▸ **Exercise requirements**:
Omit the pictures and return every entry exactly as written.

▸ **Data for this exercise**:
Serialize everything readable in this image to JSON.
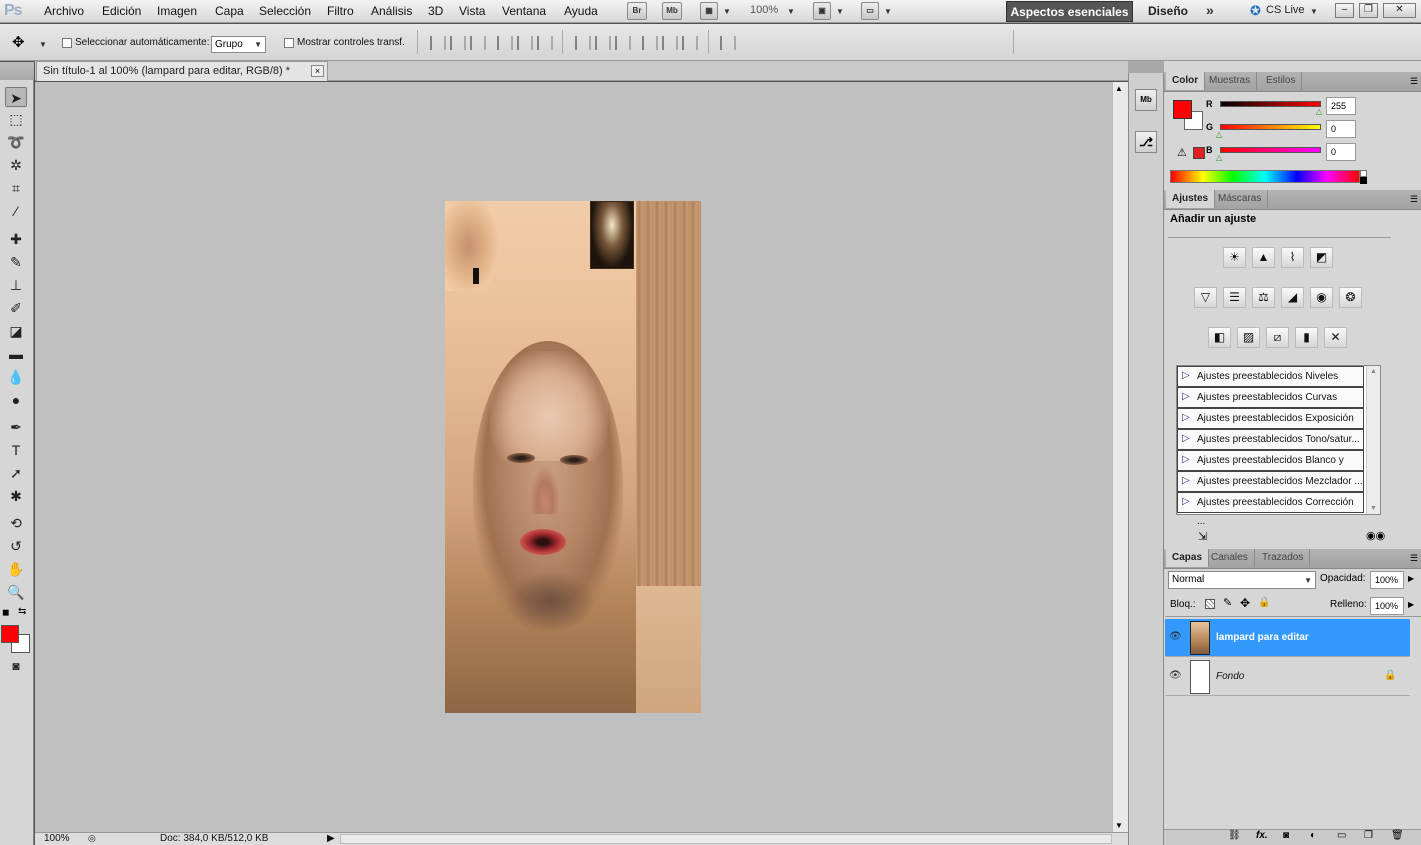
{
  "app": {
    "logo": "Ps"
  },
  "menu": {
    "items": [
      "Archivo",
      "Edición",
      "Imagen",
      "Capa",
      "Selección",
      "Filtro",
      "Análisis",
      "3D",
      "Vista",
      "Ventana",
      "Ayuda"
    ],
    "bridge_label": "Br",
    "minibridge_label": "Mb",
    "zoom": "100%",
    "workspace_active": "Aspectos esenciales",
    "workspace_other": "Diseño",
    "more": "»",
    "cslive": "CS Live"
  },
  "options": {
    "auto_select_label": "Seleccionar automáticamente:",
    "auto_select_value": "Grupo",
    "show_transform_label": "Mostrar controles transf."
  },
  "document": {
    "tab_title": "Sin título-1 al 100% (lampard para editar, RGB/8) *",
    "close": "×"
  },
  "status": {
    "zoom": "100%",
    "doc_info": "Doc: 384,0 KB/512,0 KB"
  },
  "color_panel": {
    "tabs": [
      "Color",
      "Muestras",
      "Estilos"
    ],
    "active_tab": "Color",
    "channels": [
      {
        "label": "R",
        "value": "255",
        "level": 1.0
      },
      {
        "label": "G",
        "value": "0",
        "level": 0.0
      },
      {
        "label": "B",
        "value": "0",
        "level": 0.0
      }
    ],
    "foreground": "#ff0000",
    "background": "#ffffff"
  },
  "adjust_panel": {
    "tabs": [
      "Ajustes",
      "Máscaras"
    ],
    "active_tab": "Ajustes",
    "heading": "Añadir un ajuste",
    "presets": [
      "Ajustes preestablecidos Niveles",
      "Ajustes preestablecidos Curvas",
      "Ajustes preestablecidos Exposición",
      "Ajustes preestablecidos Tono/satur...",
      "Ajustes preestablecidos Blanco y ne...",
      "Ajustes preestablecidos Mezclador ...",
      "Ajustes preestablecidos Corrección ..."
    ]
  },
  "layers_panel": {
    "tabs": [
      "Capas",
      "Canales",
      "Trazados"
    ],
    "active_tab": "Capas",
    "blend_mode": "Normal",
    "opacity_label": "Opacidad:",
    "opacity": "100%",
    "lock_label": "Bloq.:",
    "fill_label": "Relleno:",
    "fill": "100%",
    "layers": [
      {
        "name": "lampard para editar",
        "selected": true
      },
      {
        "name": "Fondo",
        "selected": false,
        "locked": true
      }
    ]
  },
  "colors": {
    "selection": "#3399ff",
    "foreground": "#ff0000",
    "workspace_active_bg": "#555555"
  }
}
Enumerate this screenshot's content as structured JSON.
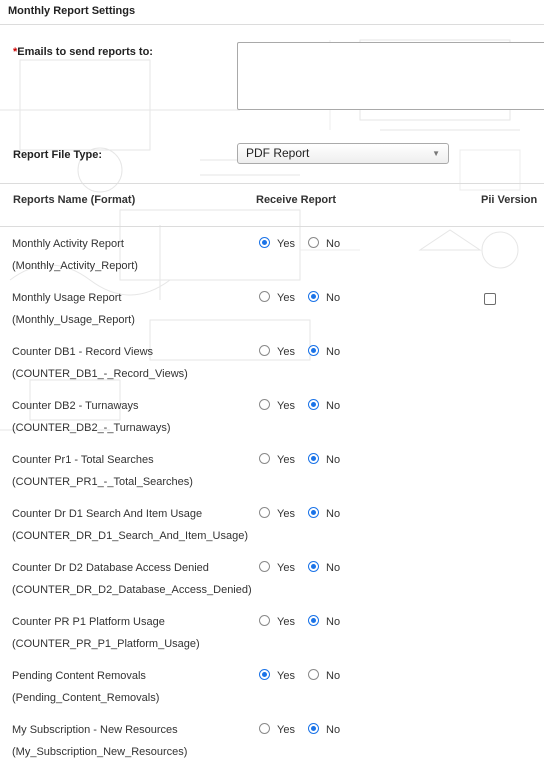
{
  "section": {
    "title": "Monthly Report Settings"
  },
  "emails": {
    "required_mark": "*",
    "label": "Emails to send reports to:",
    "value": ""
  },
  "file_type": {
    "label": "Report File Type:",
    "selected": "PDF Report"
  },
  "columns": {
    "name": "Reports Name (Format)",
    "receive": "Receive Report",
    "pii": "Pii Version"
  },
  "options": {
    "yes": "Yes",
    "no": "No"
  },
  "reports": [
    {
      "name": "Monthly Activity Report",
      "code": "(Monthly_Activity_Report)",
      "receive": "yes",
      "pii_checkbox": false
    },
    {
      "name": "Monthly Usage Report",
      "code": "(Monthly_Usage_Report)",
      "receive": "no",
      "pii_checkbox": true
    },
    {
      "name": "Counter DB1 - Record Views",
      "code": "(COUNTER_DB1_-_Record_Views)",
      "receive": "no",
      "pii_checkbox": false
    },
    {
      "name": "Counter DB2 - Turnaways",
      "code": "(COUNTER_DB2_-_Turnaways)",
      "receive": "no",
      "pii_checkbox": false
    },
    {
      "name": "Counter Pr1 - Total Searches",
      "code": "(COUNTER_PR1_-_Total_Searches)",
      "receive": "no",
      "pii_checkbox": false
    },
    {
      "name": "Counter Dr D1 Search And Item Usage",
      "code": "(COUNTER_DR_D1_Search_And_Item_Usage)",
      "receive": "no",
      "pii_checkbox": false
    },
    {
      "name": "Counter Dr D2 Database Access Denied",
      "code": "(COUNTER_DR_D2_Database_Access_Denied)",
      "receive": "no",
      "pii_checkbox": false
    },
    {
      "name": "Counter PR P1 Platform Usage",
      "code": "(COUNTER_PR_P1_Platform_Usage)",
      "receive": "no",
      "pii_checkbox": false
    },
    {
      "name": "Pending Content Removals",
      "code": "(Pending_Content_Removals)",
      "receive": "yes",
      "pii_checkbox": false
    },
    {
      "name": "My Subscription - New Resources",
      "code": "(My_Subscription_New_Resources)",
      "receive": "no",
      "pii_checkbox": false
    }
  ],
  "colors": {
    "radio_selected": "#1a73e8",
    "required": "#cc0000",
    "divider": "#dcdcdc"
  }
}
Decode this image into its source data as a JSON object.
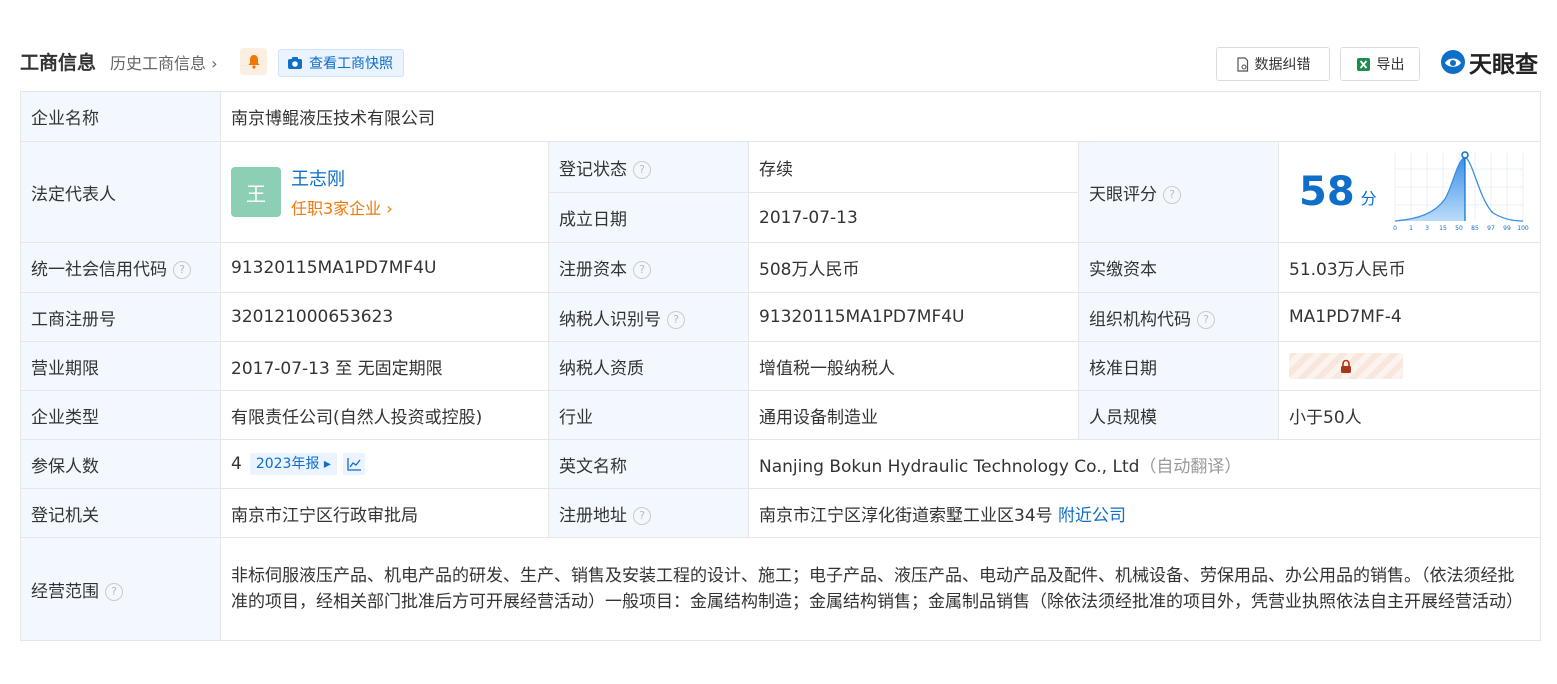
{
  "header": {
    "title": "工商信息",
    "history": "历史工商信息",
    "snapshot_label": "查看工商快照",
    "correct_label": "数据纠错",
    "export_label": "导出",
    "logo_text": "天眼查"
  },
  "company_name": {
    "label": "企业名称",
    "value": "南京博鲲液压技术有限公司"
  },
  "legal_rep": {
    "label": "法定代表人",
    "avatar": "王",
    "name": "王志刚",
    "positions": "任职3家企业"
  },
  "reg_status": {
    "label": "登记状态",
    "value": "存续"
  },
  "est_date": {
    "label": "成立日期",
    "value": "2017-07-13"
  },
  "tianyan_score": {
    "label": "天眼评分",
    "value": "58",
    "unit": "分",
    "axis": [
      "0",
      "1",
      "3",
      "15",
      "50",
      "85",
      "97",
      "99",
      "100"
    ]
  },
  "credit_code": {
    "label": "统一社会信用代码",
    "value": "91320115MA1PD7MF4U"
  },
  "reg_capital": {
    "label": "注册资本",
    "value": "508万人民币"
  },
  "paid_capital": {
    "label": "实缴资本",
    "value": "51.03万人民币"
  },
  "reg_number": {
    "label": "工商注册号",
    "value": "320121000653623"
  },
  "taxpayer_id": {
    "label": "纳税人识别号",
    "value": "91320115MA1PD7MF4U"
  },
  "org_code": {
    "label": "组织机构代码",
    "value": "MA1PD7MF-4"
  },
  "business_term": {
    "label": "营业期限",
    "value": "2017-07-13 至 无固定期限"
  },
  "taxpayer_type": {
    "label": "纳税人资质",
    "value": "增值税一般纳税人"
  },
  "approval_date": {
    "label": "核准日期"
  },
  "company_type": {
    "label": "企业类型",
    "value": "有限责任公司(自然人投资或控股)"
  },
  "industry": {
    "label": "行业",
    "value": "通用设备制造业"
  },
  "staff_size": {
    "label": "人员规模",
    "value": "小于50人"
  },
  "insured": {
    "label": "参保人数",
    "value": "4",
    "report": "2023年报"
  },
  "english_name": {
    "label": "英文名称",
    "value": "Nanjing Bokun Hydraulic Technology Co., Ltd",
    "note": "（自动翻译）"
  },
  "reg_authority": {
    "label": "登记机关",
    "value": "南京市江宁区行政审批局"
  },
  "reg_address": {
    "label": "注册地址",
    "value": "南京市江宁区淳化街道索墅工业区34号",
    "nearby": "附近公司"
  },
  "business_scope": {
    "label": "经营范围",
    "value": "非标伺服液压产品、机电产品的研发、生产、销售及安装工程的设计、施工；电子产品、液压产品、电动产品及配件、机械设备、劳保用品、办公用品的销售。（依法须经批准的项目，经相关部门批准后方可开展经营活动）一般项目：金属结构制造；金属结构销售；金属制品销售（除依法须经批准的项目外，凭营业执照依法自主开展经营活动）"
  }
}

▸ **Correct output**:
Serialize everything readable in this image to JSON.
{
  "app": {
    "logo": "Ps"
  },
  "menu": {
    "items": [
      "Archivo",
      "Edición",
      "Imagen",
      "Capa",
      "Selección",
      "Filtro",
      "Análisis",
      "3D",
      "Vista",
      "Ventana",
      "Ayuda"
    ],
    "bridge_label": "Br",
    "minibridge_label": "Mb",
    "zoom": "100%",
    "workspace_active": "Aspectos esenciales",
    "workspace_other": "Diseño",
    "more": "»",
    "cslive": "CS Live"
  },
  "options": {
    "auto_select_label": "Seleccionar automáticamente:",
    "auto_select_value": "Grupo",
    "show_transform_label": "Mostrar controles transf."
  },
  "document": {
    "tab_title": "Sin título-1 al 100% (lampard para editar, RGB/8) *",
    "close": "×"
  },
  "status": {
    "zoom": "100%",
    "doc_info": "Doc: 384,0 KB/512,0 KB"
  },
  "color_panel": {
    "tabs": [
      "Color",
      "Muestras",
      "Estilos"
    ],
    "active_tab": "Color",
    "channels": [
      {
        "label": "R",
        "value": "255",
        "level": 1.0
      },
      {
        "label": "G",
        "value": "0",
        "level": 0.0
      },
      {
        "label": "B",
        "value": "0",
        "level": 0.0
      }
    ],
    "foreground": "#ff0000",
    "background": "#ffffff"
  },
  "adjust_panel": {
    "tabs": [
      "Ajustes",
      "Máscaras"
    ],
    "active_tab": "Ajustes",
    "heading": "Añadir un ajuste",
    "presets": [
      "Ajustes preestablecidos Niveles",
      "Ajustes preestablecidos Curvas",
      "Ajustes preestablecidos Exposición",
      "Ajustes preestablecidos Tono/satur...",
      "Ajustes preestablecidos Blanco y ne...",
      "Ajustes preestablecidos Mezclador ...",
      "Ajustes preestablecidos Corrección ..."
    ]
  },
  "layers_panel": {
    "tabs": [
      "Capas",
      "Canales",
      "Trazados"
    ],
    "active_tab": "Capas",
    "blend_mode": "Normal",
    "opacity_label": "Opacidad:",
    "opacity": "100%",
    "lock_label": "Bloq.:",
    "fill_label": "Relleno:",
    "fill": "100%",
    "layers": [
      {
        "name": "lampard para editar",
        "selected": true
      },
      {
        "name": "Fondo",
        "selected": false,
        "locked": true
      }
    ]
  },
  "colors": {
    "selection": "#3399ff",
    "foreground": "#ff0000",
    "workspace_active_bg": "#555555"
  }
}
Enumerate this screenshot's content as structured JSON.
{
  "section": {
    "title": "Monthly Report Settings"
  },
  "emails": {
    "required_mark": "*",
    "label": "Emails to send reports to:",
    "value": ""
  },
  "file_type": {
    "label": "Report File Type:",
    "selected": "PDF Report"
  },
  "columns": {
    "name": "Reports Name (Format)",
    "receive": "Receive Report",
    "pii": "Pii Version"
  },
  "options": {
    "yes": "Yes",
    "no": "No"
  },
  "reports": [
    {
      "name": "Monthly Activity Report",
      "code": "(Monthly_Activity_Report)",
      "receive": "yes",
      "pii_checkbox": false
    },
    {
      "name": "Monthly Usage Report",
      "code": "(Monthly_Usage_Report)",
      "receive": "no",
      "pii_checkbox": true
    },
    {
      "name": "Counter DB1 - Record Views",
      "code": "(COUNTER_DB1_-_Record_Views)",
      "receive": "no",
      "pii_checkbox": false
    },
    {
      "name": "Counter DB2 - Turnaways",
      "code": "(COUNTER_DB2_-_Turnaways)",
      "receive": "no",
      "pii_checkbox": false
    },
    {
      "name": "Counter Pr1 - Total Searches",
      "code": "(COUNTER_PR1_-_Total_Searches)",
      "receive": "no",
      "pii_checkbox": false
    },
    {
      "name": "Counter Dr D1 Search And Item Usage",
      "code": "(COUNTER_DR_D1_Search_And_Item_Usage)",
      "receive": "no",
      "pii_checkbox": false
    },
    {
      "name": "Counter Dr D2 Database Access Denied",
      "code": "(COUNTER_DR_D2_Database_Access_Denied)",
      "receive": "no",
      "pii_checkbox": false
    },
    {
      "name": "Counter PR P1 Platform Usage",
      "code": "(COUNTER_PR_P1_Platform_Usage)",
      "receive": "no",
      "pii_checkbox": false
    },
    {
      "name": "Pending Content Removals",
      "code": "(Pending_Content_Removals)",
      "receive": "yes",
      "pii_checkbox": false
    },
    {
      "name": "My Subscription - New Resources",
      "code": "(My_Subscription_New_Resources)",
      "receive": "no",
      "pii_checkbox": false
    }
  ],
  "colors": {
    "radio_selected": "#1a73e8",
    "required": "#cc0000",
    "divider": "#dcdcdc"
  }
}
Decode this image into its source data as a JSON object.
{
  "header": {
    "title": "工商信息",
    "history": "历史工商信息",
    "snapshot_label": "查看工商快照",
    "correct_label": "数据纠错",
    "export_label": "导出",
    "logo_text": "天眼查"
  },
  "company_name": {
    "label": "企业名称",
    "value": "南京博鲲液压技术有限公司"
  },
  "legal_rep": {
    "label": "法定代表人",
    "avatar": "王",
    "name": "王志刚",
    "positions": "任职3家企业"
  },
  "reg_status": {
    "label": "登记状态",
    "value": "存续"
  },
  "est_date": {
    "label": "成立日期",
    "value": "2017-07-13"
  },
  "tianyan_score": {
    "label": "天眼评分",
    "value": "58",
    "unit": "分",
    "axis": [
      "0",
      "1",
      "3",
      "15",
      "50",
      "85",
      "97",
      "99",
      "100"
    ]
  },
  "credit_code": {
    "label": "统一社会信用代码",
    "value": "91320115MA1PD7MF4U"
  },
  "reg_capital": {
    "label": "注册资本",
    "value": "508万人民币"
  },
  "paid_capital": {
    "label": "实缴资本",
    "value": "51.03万人民币"
  },
  "reg_number": {
    "label": "工商注册号",
    "value": "320121000653623"
  },
  "taxpayer_id": {
    "label": "纳税人识别号",
    "value": "91320115MA1PD7MF4U"
  },
  "org_code": {
    "label": "组织机构代码",
    "value": "MA1PD7MF-4"
  },
  "business_term": {
    "label": "营业期限",
    "value": "2017-07-13 至 无固定期限"
  },
  "taxpayer_type": {
    "label": "纳税人资质",
    "value": "增值税一般纳税人"
  },
  "approval_date": {
    "label": "核准日期"
  },
  "company_type": {
    "label": "企业类型",
    "value": "有限责任公司(自然人投资或控股)"
  },
  "industry": {
    "label": "行业",
    "value": "通用设备制造业"
  },
  "staff_size": {
    "label": "人员规模",
    "value": "小于50人"
  },
  "insured": {
    "label": "参保人数",
    "value": "4",
    "report": "2023年报"
  },
  "english_name": {
    "label": "英文名称",
    "value": "Nanjing Bokun Hydraulic Technology Co., Ltd",
    "note": "（自动翻译）"
  },
  "reg_authority": {
    "label": "登记机关",
    "value": "南京市江宁区行政审批局"
  },
  "reg_address": {
    "label": "注册地址",
    "value": "南京市江宁区淳化街道索墅工业区34号",
    "nearby": "附近公司"
  },
  "business_scope": {
    "label": "经营范围",
    "value": "非标伺服液压产品、机电产品的研发、生产、销售及安装工程的设计、施工；电子产品、液压产品、电动产品及配件、机械设备、劳保用品、办公用品的销售。（依法须经批准的项目，经相关部门批准后方可开展经营活动）一般项目：金属结构制造；金属结构销售；金属制品销售（除依法须经批准的项目外，凭营业执照依法自主开展经营活动）"
  }
}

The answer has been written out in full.